OK, cool. Keep that attitude, and maybe we can stop "usability" from getting in the way of actually getting things done. Lots of simple things are easier on Windows than on Linux. Problem is, when you want to do the unusual things, that's when it gets impossible. Linux? Of course it's possible. Spend enough time, and you can swap any part out for something you like more. There are a dozen ways to do most things, and you get to research and choose which one you like. I like that. Now, if I'm going to play a game...reboot into Windows. Lowest common denominator OS for a lowest common denominator activity, and it works beautifully for that (unless the dev used a 32-bit number to represent the RAM in your machine, and the game refuses to start with your -{big_number} amount of RAM).

Comment Re:And this is why Linux will never win the deskto (Score 1) 555

you can *not* do that with even two versions of the same linux distro a year apart from eachother.

Hyperbole. Of course you can, if you design the software to handle that. One of my employer's pieces of software is compiled on SLES10 (from 2006) and runs on current Linux distros without a hitch. Code from 5 years ago compiled with gcc 2.95, and I'm sure that I could have that running both on a Linux release from 2000 and one from 2014.

Now, if you've got a programmer that doesn't have that as their specific goal in how they compile and package the software, then there will be a problem. With non-commercial software that's distributed by the developer as source anyhow, what's the reason for them to take enough care in packaging it to support forward-compatibility? If their software is popular enough, they know it'll be recompiled for inclusion in every new distro's repository anyhow, so they won't focus on supporting the goal of wide compatibility of the binary.

Comment Re:so... (Score 1) 158

Netflix would be streaming a video that may take 4x the bandwidth and 4x the storage for them to keep around, so I'd be paying them to do more.

My ISP is being paid to transfer a capped volume of data to me at as close as possible to the speed that I'm paying for. If they increase that cap or increase my max transfer rate, then we can start talking about them getting paid more as well. Otherwise, it's not an equivalent comparison.

Comment Re:Humans are not only not the only intelligence (Score 3, Insightful) 152

All megafauna is intelligent or it wouldn't have made it this long.

Task requirements:
- A) From the comments, set down the passage starting at "Comment Re:so... (Score" and ending at "it this long.".
- B) Answer these questions from the comments, one per line:
(i) On which system is one of the employer's pieces of software compiled?
(ii) How much more bandwidth might the video Netflix streams take?
(iii) What does the writer do before playing a game?
- C) List every calendar year that appears in the comments.
The records are not needed for any of this work.

Given data:
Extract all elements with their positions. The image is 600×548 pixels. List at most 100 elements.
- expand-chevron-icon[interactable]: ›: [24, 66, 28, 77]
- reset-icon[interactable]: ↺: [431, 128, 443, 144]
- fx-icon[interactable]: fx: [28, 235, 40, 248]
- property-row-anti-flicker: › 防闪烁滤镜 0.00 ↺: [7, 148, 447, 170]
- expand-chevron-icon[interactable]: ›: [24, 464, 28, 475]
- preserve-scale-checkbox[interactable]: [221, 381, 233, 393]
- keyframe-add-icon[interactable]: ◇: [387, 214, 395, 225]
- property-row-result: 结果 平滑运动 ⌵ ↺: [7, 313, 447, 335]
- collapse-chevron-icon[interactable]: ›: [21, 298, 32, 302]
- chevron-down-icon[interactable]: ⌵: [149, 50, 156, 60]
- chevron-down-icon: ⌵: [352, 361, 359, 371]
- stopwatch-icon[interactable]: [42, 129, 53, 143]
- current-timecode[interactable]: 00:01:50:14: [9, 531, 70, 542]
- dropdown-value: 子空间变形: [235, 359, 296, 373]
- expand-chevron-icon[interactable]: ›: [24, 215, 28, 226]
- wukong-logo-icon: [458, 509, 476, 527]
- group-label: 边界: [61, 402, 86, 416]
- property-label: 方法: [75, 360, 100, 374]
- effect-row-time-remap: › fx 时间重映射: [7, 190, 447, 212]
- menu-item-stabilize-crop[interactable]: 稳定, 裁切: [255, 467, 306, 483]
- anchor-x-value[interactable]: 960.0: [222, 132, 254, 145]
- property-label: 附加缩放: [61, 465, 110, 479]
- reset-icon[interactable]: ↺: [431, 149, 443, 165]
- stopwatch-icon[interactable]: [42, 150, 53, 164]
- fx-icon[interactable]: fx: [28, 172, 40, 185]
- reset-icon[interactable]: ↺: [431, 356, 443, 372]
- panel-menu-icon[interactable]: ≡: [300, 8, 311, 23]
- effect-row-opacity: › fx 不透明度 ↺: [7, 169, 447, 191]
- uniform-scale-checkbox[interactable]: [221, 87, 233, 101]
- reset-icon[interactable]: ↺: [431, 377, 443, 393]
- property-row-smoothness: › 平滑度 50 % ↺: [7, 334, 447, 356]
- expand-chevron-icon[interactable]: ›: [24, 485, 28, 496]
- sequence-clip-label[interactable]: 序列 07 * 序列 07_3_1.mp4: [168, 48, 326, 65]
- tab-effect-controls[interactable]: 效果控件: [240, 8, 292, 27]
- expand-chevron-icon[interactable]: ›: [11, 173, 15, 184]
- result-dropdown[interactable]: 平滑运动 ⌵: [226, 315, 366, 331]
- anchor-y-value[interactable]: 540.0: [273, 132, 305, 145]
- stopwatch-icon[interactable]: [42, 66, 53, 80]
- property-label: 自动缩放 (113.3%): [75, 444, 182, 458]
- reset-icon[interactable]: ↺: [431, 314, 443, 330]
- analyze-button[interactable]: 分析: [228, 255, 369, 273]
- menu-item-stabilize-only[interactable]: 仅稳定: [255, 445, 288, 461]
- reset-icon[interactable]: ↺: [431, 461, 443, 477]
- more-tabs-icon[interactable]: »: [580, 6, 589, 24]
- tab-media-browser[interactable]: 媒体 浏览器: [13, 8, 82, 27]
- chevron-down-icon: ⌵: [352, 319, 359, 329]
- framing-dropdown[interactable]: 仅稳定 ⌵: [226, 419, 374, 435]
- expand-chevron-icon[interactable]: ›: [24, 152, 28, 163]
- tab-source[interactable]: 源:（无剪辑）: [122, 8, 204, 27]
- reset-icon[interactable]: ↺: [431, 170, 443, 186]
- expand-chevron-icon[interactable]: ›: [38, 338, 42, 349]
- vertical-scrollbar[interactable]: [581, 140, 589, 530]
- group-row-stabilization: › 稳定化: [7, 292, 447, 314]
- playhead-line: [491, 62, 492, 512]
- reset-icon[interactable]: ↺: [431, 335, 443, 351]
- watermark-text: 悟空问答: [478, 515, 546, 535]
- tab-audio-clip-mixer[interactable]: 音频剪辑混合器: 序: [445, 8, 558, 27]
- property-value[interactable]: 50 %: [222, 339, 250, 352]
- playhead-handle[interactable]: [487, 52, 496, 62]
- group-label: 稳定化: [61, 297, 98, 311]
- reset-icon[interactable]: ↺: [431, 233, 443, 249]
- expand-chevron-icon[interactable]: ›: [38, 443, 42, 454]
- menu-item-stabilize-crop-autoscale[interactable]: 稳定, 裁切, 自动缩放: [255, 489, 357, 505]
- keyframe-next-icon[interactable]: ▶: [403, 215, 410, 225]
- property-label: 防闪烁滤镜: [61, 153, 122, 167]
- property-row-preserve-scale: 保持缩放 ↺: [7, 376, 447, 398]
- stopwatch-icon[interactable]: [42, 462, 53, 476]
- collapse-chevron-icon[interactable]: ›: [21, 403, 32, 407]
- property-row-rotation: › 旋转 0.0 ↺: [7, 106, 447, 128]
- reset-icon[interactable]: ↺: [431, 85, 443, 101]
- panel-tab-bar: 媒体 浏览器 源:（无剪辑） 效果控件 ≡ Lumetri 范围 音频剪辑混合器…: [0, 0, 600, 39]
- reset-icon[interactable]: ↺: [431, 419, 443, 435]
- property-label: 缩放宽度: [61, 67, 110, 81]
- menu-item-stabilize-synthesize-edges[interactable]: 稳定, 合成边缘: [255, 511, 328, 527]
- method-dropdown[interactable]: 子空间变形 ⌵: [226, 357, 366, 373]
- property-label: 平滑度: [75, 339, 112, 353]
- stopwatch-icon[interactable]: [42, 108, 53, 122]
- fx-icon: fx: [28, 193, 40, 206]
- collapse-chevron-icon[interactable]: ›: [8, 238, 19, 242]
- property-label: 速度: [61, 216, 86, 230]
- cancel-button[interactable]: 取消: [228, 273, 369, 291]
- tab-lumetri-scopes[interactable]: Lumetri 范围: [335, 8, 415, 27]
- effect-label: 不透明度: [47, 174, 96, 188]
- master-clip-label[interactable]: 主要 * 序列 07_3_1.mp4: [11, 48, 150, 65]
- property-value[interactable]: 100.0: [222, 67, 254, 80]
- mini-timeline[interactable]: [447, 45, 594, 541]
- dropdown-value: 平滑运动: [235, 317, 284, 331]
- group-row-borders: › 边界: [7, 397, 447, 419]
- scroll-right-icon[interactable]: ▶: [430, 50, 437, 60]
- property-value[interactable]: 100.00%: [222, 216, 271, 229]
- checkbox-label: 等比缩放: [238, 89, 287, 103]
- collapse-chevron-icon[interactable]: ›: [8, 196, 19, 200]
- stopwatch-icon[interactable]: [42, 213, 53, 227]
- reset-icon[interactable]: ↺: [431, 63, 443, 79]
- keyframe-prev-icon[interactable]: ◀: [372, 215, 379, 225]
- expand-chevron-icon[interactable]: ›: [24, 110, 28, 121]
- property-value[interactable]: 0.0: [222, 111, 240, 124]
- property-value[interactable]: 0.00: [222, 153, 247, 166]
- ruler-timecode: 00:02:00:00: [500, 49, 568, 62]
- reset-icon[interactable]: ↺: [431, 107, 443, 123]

Solved problems:
- A)
Comment Re:so... (Score 1) 158

Netflix would be streaming a video that may take 4x the bandwidth and 4x the storage for them to keep around, so I'd be paying them to do more.

My ISP is being paid to transfer a capped volume of data to me at as close as possible to the speed that I'm paying for. If they increase that cap or increase my max transfer rate, then we can start talking about them getting paid more as well. Otherwise, it's not an equivalent comparison.

Comment Re:Humans are not only not the only intelligence (Score 3, Insightful) 152

All megafauna is intelligent or it wouldn't have made it this long.

- B)
(i) SLES10 (from 2006)
(ii) 4x the bandwidth
(iii) Reboots into Windows

- C)
2006
2000
2014